## Directive
An exact copy of all the data is required, with pictures left out.

## Data for processing
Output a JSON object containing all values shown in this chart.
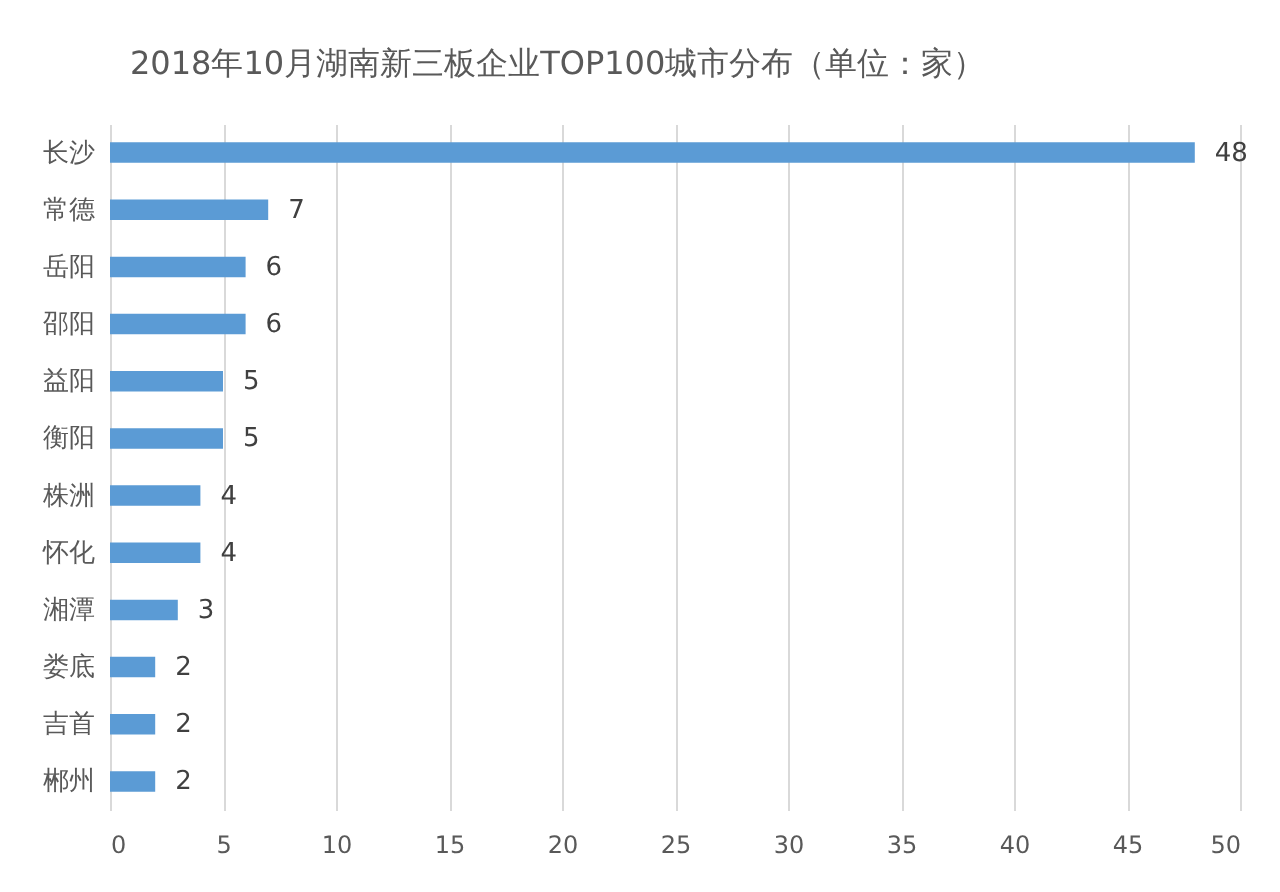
{
  "chart_data": {
    "type": "bar",
    "orientation": "horizontal",
    "title": "2018年10月湖南新三板企业TOP100城市分布（单位：家）",
    "categories": [
      "长沙",
      "常德",
      "岳阳",
      "邵阳",
      "益阳",
      "衡阳",
      "株洲",
      "怀化",
      "湘潭",
      "娄底",
      "吉首",
      "郴州"
    ],
    "values": [
      48,
      7,
      6,
      6,
      5,
      5,
      4,
      4,
      3,
      2,
      2,
      2
    ],
    "color": "#5b9bd5",
    "xlim": [
      0,
      50
    ],
    "xticks": [
      0,
      5,
      10,
      15,
      20,
      25,
      30,
      35,
      40,
      45,
      50
    ],
    "grid": "x",
    "data_labels": true
  }
}
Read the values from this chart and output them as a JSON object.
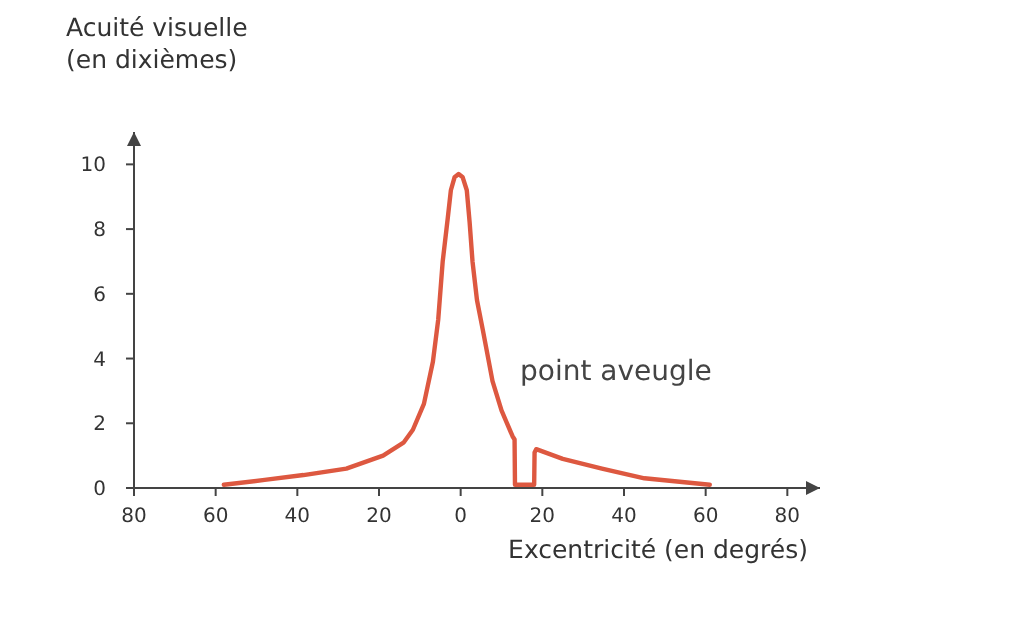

## Expected answer
Output a JSON object containing all values shown in this chart.
{
  "chart_data": {
    "type": "bar",
    "orientation": "horizontal",
    "title": "2018年10月湖南新三板企业TOP100城市分布（单位：家）",
    "categories": [
      "长沙",
      "常德",
      "岳阳",
      "邵阳",
      "益阳",
      "衡阳",
      "株洲",
      "怀化",
      "湘潭",
      "娄底",
      "吉首",
      "郴州"
    ],
    "values": [
      48,
      7,
      6,
      6,
      5,
      5,
      4,
      4,
      3,
      2,
      2,
      2
    ],
    "color": "#5b9bd5",
    "xlim": [
      0,
      50
    ],
    "xticks": [
      0,
      5,
      10,
      15,
      20,
      25,
      30,
      35,
      40,
      45,
      50
    ],
    "grid": "x",
    "data_labels": true
  }
}
Read the values from this chart and output them as a JSON object.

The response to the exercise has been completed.